Directions for this task: Only a number is wanted: the count of lines in this listing that contain "copper".
###
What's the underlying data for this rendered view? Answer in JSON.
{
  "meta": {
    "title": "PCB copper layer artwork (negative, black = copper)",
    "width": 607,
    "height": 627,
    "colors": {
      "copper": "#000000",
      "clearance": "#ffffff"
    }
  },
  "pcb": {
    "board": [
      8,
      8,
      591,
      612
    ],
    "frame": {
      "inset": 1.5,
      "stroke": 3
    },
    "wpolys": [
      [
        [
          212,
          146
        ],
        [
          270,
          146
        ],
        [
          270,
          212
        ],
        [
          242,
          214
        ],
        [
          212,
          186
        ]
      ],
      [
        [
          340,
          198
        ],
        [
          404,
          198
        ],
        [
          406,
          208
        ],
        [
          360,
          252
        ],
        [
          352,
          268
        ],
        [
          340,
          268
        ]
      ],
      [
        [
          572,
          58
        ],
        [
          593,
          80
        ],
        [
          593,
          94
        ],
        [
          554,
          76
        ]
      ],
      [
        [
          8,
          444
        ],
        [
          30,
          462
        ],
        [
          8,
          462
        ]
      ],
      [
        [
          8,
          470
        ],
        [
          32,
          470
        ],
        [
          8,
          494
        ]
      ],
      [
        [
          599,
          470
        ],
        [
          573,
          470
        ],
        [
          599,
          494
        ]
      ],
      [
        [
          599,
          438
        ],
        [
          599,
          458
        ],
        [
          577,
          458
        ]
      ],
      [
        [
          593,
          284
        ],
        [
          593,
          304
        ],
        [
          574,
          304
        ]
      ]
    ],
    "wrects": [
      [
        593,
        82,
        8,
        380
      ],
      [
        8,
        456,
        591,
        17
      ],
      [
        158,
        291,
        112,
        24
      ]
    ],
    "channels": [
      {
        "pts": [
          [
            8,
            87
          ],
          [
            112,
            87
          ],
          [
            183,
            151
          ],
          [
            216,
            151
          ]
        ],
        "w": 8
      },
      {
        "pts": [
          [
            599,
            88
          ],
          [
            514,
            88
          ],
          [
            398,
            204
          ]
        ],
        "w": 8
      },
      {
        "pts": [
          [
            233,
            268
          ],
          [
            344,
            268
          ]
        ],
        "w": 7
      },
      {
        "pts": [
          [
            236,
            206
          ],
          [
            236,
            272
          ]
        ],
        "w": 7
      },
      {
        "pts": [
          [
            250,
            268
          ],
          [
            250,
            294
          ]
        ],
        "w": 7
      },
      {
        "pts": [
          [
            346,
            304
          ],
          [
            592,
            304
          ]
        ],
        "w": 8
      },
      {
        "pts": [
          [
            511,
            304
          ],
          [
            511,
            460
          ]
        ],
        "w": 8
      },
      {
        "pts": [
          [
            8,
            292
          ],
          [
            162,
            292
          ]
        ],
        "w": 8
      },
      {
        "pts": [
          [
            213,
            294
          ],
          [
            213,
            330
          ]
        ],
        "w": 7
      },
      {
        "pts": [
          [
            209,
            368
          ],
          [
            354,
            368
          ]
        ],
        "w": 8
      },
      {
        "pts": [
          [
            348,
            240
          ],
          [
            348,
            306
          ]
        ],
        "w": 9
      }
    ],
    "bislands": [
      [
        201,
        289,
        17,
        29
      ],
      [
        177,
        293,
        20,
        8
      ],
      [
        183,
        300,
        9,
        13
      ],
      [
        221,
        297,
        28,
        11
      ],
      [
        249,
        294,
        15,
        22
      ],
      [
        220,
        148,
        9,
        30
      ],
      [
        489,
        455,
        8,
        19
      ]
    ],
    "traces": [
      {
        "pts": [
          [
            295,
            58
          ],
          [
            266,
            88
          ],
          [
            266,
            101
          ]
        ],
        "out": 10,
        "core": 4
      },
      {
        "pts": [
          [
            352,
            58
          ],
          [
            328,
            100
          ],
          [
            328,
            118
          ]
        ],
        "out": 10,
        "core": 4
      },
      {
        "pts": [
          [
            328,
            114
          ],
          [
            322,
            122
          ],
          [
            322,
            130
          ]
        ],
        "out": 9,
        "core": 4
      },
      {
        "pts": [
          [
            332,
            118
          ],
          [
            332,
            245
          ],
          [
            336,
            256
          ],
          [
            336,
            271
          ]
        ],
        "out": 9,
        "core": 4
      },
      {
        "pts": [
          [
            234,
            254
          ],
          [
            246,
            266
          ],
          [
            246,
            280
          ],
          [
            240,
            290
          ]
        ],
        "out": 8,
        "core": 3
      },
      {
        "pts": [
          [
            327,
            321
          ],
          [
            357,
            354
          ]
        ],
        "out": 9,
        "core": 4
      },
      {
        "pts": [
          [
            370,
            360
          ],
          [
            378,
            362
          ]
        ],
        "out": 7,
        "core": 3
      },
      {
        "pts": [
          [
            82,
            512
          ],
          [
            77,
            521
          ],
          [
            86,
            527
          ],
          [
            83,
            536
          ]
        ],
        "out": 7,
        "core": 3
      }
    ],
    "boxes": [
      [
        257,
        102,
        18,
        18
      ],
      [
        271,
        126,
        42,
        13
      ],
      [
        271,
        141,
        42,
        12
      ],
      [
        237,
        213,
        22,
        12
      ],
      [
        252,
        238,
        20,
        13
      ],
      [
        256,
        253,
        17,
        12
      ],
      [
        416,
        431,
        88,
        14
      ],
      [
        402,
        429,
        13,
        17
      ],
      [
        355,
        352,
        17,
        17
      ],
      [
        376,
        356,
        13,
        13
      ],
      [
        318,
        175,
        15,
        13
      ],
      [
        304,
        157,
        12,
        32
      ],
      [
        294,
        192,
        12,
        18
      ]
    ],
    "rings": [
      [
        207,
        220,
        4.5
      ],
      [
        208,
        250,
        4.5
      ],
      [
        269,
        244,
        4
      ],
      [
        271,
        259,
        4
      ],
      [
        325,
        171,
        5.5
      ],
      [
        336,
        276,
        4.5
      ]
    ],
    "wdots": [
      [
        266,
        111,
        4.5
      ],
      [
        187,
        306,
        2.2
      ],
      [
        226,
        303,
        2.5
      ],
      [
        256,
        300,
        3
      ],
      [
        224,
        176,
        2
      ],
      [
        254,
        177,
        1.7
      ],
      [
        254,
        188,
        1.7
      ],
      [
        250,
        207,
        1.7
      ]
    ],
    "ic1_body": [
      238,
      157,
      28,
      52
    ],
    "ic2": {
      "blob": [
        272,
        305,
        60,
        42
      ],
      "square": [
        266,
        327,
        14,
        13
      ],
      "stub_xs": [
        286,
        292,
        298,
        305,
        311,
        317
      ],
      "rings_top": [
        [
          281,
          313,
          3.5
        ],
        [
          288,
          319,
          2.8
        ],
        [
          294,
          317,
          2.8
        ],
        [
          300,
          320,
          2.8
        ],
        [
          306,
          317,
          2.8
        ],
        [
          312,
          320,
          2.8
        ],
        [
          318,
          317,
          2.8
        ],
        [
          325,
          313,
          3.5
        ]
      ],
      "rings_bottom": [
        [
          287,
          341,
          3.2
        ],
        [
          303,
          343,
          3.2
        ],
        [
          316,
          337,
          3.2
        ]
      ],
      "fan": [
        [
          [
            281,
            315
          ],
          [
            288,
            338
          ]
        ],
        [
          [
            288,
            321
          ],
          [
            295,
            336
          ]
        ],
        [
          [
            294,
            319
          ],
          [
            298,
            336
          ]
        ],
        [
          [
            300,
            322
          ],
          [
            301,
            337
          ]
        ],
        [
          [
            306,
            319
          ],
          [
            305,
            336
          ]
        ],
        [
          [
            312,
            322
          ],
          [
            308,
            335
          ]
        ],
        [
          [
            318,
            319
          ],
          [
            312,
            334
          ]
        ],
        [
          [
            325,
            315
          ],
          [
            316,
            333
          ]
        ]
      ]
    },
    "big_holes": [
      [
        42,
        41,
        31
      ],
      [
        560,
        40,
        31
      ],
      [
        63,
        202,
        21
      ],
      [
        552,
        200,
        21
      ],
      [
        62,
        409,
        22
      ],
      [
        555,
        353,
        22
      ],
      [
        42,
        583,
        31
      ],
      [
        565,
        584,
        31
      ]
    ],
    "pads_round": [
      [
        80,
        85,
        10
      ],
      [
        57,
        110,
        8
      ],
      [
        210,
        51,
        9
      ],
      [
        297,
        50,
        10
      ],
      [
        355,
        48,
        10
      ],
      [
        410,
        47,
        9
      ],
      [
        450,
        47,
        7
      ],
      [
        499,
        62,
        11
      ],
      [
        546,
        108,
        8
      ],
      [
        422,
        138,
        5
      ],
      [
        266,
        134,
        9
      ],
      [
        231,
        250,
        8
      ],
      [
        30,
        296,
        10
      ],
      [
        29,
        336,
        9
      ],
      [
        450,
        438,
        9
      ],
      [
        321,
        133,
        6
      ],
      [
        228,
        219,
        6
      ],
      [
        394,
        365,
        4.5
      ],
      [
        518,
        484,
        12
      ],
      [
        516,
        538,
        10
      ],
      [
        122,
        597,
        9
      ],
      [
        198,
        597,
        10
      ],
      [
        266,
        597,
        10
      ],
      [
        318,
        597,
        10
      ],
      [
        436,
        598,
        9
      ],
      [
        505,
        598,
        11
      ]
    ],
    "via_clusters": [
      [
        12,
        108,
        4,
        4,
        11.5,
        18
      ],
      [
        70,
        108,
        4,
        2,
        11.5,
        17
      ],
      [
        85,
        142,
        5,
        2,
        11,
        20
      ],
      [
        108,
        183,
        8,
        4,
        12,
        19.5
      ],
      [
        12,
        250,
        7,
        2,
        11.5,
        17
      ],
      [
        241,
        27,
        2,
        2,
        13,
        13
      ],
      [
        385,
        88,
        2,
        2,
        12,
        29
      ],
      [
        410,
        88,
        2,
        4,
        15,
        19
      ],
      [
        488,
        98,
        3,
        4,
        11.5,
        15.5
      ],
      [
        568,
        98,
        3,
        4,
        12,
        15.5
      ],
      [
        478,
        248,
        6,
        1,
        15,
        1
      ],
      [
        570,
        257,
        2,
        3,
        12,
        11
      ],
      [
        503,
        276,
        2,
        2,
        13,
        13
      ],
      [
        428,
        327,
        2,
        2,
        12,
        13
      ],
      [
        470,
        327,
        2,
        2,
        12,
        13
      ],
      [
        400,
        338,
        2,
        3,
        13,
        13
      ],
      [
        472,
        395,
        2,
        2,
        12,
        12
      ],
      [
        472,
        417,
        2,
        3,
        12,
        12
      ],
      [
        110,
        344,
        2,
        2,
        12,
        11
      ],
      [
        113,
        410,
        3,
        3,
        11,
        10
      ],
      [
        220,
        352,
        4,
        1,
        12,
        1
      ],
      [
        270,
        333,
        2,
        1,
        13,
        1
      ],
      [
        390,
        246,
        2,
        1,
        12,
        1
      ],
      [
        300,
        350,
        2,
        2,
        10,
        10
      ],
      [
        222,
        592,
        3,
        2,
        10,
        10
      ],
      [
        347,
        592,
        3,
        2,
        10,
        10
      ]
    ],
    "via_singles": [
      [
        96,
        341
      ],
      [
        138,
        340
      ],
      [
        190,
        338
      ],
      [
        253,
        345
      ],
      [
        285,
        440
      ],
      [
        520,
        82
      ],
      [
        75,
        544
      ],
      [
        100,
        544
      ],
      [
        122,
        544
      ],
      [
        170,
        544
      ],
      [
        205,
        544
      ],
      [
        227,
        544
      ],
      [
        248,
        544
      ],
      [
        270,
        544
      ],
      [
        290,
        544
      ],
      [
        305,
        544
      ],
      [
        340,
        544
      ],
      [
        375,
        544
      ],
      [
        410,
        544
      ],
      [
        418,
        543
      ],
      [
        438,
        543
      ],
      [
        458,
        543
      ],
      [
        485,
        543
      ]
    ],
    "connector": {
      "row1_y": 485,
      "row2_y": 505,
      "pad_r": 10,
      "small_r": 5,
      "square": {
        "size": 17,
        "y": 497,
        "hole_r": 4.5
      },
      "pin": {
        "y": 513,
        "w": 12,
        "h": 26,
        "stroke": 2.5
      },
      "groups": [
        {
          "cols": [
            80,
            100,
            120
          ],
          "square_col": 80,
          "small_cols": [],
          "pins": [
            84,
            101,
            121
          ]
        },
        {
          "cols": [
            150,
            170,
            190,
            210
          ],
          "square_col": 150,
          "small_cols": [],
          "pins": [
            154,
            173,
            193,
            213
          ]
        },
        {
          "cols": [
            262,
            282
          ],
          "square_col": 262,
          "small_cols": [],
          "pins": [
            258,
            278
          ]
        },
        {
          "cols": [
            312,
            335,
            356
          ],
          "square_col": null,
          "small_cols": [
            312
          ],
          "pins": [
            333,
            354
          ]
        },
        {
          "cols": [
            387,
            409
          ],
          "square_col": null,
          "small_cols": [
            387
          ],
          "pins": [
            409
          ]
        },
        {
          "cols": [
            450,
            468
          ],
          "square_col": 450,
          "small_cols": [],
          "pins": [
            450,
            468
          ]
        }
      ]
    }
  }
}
###
Reply: 2